풀 문제 => 첫 행부터 "countdown-label: До окончания акции [103, 1020, 174, 1027]"가 들어 있는 행까지(두 행 모두 포함) 다시 적되, "Отбеливание зубов"를 "Чистка зубов"로 바꾸고 나머지는 그대로 두어 주세요.
★ ★ ★
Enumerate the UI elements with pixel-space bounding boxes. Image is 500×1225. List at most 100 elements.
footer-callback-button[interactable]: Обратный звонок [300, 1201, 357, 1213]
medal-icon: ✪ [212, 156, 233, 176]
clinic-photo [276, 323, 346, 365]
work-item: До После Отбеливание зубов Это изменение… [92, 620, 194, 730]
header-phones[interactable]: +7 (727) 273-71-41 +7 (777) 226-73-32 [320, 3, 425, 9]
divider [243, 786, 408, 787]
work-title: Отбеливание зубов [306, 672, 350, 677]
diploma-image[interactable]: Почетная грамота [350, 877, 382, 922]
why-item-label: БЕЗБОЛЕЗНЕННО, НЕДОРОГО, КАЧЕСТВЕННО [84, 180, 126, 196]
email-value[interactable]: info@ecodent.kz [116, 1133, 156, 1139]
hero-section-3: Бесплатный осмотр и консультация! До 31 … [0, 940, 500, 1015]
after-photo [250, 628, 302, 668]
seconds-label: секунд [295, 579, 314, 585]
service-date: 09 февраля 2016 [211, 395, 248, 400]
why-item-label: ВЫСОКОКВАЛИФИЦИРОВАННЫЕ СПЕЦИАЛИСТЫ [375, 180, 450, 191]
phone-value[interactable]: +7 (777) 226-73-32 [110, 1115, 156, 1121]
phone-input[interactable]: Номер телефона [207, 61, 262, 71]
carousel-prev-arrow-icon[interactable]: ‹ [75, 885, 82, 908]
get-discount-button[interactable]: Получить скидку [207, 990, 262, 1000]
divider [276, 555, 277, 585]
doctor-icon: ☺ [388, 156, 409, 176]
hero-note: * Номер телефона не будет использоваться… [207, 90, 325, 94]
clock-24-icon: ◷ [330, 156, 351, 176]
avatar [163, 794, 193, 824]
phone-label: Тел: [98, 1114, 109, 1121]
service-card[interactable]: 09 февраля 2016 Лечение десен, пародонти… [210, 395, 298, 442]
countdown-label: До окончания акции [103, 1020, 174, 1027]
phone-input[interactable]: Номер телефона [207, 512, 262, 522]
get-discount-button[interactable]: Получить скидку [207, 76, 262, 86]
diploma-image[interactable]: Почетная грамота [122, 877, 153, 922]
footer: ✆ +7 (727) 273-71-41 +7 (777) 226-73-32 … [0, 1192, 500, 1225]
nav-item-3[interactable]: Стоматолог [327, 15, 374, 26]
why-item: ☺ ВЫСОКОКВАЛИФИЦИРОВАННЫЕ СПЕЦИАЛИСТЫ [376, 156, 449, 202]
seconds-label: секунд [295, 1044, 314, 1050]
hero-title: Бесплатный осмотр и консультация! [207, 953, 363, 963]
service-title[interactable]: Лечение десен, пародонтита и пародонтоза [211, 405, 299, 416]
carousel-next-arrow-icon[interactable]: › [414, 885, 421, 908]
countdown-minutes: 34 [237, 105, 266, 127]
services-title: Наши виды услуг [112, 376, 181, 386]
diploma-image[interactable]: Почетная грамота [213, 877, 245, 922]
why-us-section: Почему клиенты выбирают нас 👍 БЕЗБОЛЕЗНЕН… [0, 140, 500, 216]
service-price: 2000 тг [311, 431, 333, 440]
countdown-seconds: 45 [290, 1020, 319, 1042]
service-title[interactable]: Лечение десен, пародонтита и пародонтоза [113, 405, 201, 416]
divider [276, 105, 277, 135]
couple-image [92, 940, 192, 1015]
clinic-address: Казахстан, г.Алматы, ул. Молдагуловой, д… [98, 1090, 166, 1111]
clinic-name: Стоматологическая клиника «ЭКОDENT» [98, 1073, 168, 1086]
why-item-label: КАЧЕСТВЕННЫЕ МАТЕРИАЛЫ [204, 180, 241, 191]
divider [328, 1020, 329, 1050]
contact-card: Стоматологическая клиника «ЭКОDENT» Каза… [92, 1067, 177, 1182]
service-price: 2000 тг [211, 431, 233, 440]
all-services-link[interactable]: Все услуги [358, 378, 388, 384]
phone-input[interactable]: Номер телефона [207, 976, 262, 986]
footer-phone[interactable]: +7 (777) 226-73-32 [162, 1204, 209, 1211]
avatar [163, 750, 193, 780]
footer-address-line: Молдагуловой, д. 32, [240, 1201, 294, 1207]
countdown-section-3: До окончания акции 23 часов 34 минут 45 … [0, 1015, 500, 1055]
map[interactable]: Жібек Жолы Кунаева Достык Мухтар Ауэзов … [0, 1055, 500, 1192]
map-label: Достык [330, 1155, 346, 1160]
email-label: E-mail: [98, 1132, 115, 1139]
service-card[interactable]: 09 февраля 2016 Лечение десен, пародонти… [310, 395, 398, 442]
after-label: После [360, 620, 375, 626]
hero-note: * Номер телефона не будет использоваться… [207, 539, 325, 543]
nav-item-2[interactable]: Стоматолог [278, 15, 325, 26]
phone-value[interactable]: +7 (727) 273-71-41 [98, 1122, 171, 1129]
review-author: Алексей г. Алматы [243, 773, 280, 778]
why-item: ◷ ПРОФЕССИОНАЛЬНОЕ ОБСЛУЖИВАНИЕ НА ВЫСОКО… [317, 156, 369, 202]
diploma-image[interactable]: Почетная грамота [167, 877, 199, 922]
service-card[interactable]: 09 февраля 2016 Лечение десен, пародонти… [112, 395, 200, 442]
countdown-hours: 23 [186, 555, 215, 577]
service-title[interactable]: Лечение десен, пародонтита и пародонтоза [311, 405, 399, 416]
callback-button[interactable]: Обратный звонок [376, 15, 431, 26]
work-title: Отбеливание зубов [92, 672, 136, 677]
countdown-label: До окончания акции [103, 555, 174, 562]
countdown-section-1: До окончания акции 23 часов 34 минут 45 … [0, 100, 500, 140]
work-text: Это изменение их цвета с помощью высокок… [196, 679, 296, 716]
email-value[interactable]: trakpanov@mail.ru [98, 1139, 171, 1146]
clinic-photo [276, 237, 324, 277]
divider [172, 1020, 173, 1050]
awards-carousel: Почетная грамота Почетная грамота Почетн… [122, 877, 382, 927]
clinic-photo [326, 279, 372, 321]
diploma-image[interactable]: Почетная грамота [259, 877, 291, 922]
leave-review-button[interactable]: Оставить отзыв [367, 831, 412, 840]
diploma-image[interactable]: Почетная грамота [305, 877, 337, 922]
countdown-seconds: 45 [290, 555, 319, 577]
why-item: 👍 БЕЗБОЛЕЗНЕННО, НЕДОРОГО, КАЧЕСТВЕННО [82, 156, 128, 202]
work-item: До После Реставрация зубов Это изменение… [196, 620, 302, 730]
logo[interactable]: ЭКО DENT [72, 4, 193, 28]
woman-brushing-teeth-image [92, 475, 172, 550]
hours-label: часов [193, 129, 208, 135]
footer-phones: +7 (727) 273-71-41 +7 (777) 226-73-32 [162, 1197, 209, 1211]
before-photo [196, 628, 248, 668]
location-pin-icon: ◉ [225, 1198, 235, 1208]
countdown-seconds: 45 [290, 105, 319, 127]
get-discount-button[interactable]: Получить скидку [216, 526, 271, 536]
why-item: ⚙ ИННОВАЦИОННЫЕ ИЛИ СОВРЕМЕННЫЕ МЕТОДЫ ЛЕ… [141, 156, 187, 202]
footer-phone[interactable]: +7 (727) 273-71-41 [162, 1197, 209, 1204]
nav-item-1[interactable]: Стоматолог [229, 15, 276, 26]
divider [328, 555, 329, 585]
★ ★ ★
연습 답안 =>
Enumerate the UI elements with pixel-space bounding boxes. Image is 500×1225. List at most 100 elements.
footer-callback-button[interactable]: Обратный звонок [300, 1201, 357, 1213]
medal-icon: ✪ [212, 156, 233, 176]
clinic-photo [276, 323, 346, 365]
work-item: До После Чистка зубов Это изменение… [92, 620, 194, 730]
header-phones[interactable]: +7 (727) 273-71-41 +7 (777) 226-73-32 [320, 3, 425, 9]
divider [243, 786, 408, 787]
work-title: Чистка зубов [306, 672, 350, 677]
diploma-image[interactable]: Почетная грамота [350, 877, 382, 922]
why-item-label: БЕЗБОЛЕЗНЕННО, НЕДОРОГО, КАЧЕСТВЕННО [84, 180, 126, 196]
email-value[interactable]: info@ecodent.kz [116, 1133, 156, 1139]
hero-section-3: Бесплатный осмотр и консультация! До 31 … [0, 940, 500, 1015]
after-photo [250, 628, 302, 668]
seconds-label: секунд [295, 579, 314, 585]
service-date: 09 февраля 2016 [211, 395, 248, 400]
why-item-label: ВЫСОКОКВАЛИФИЦИРОВАННЫЕ СПЕЦИАЛИСТЫ [375, 180, 450, 191]
phone-value[interactable]: +7 (777) 226-73-32 [110, 1115, 156, 1121]
phone-input[interactable]: Номер телефона [207, 61, 262, 71]
carousel-prev-arrow-icon[interactable]: ‹ [75, 885, 82, 908]
get-discount-button[interactable]: Получить скидку [207, 990, 262, 1000]
divider [276, 555, 277, 585]
doctor-icon: ☺ [388, 156, 409, 176]
hero-note: * Номер телефона не будет использоваться… [207, 90, 325, 94]
clock-24-icon: ◷ [330, 156, 351, 176]
avatar [163, 794, 193, 824]
phone-label: Тел: [98, 1114, 109, 1121]
service-card[interactable]: 09 февраля 2016 Лечение десен, пародонти… [210, 395, 298, 442]
countdown-label: До окончания акции [103, 1020, 174, 1027]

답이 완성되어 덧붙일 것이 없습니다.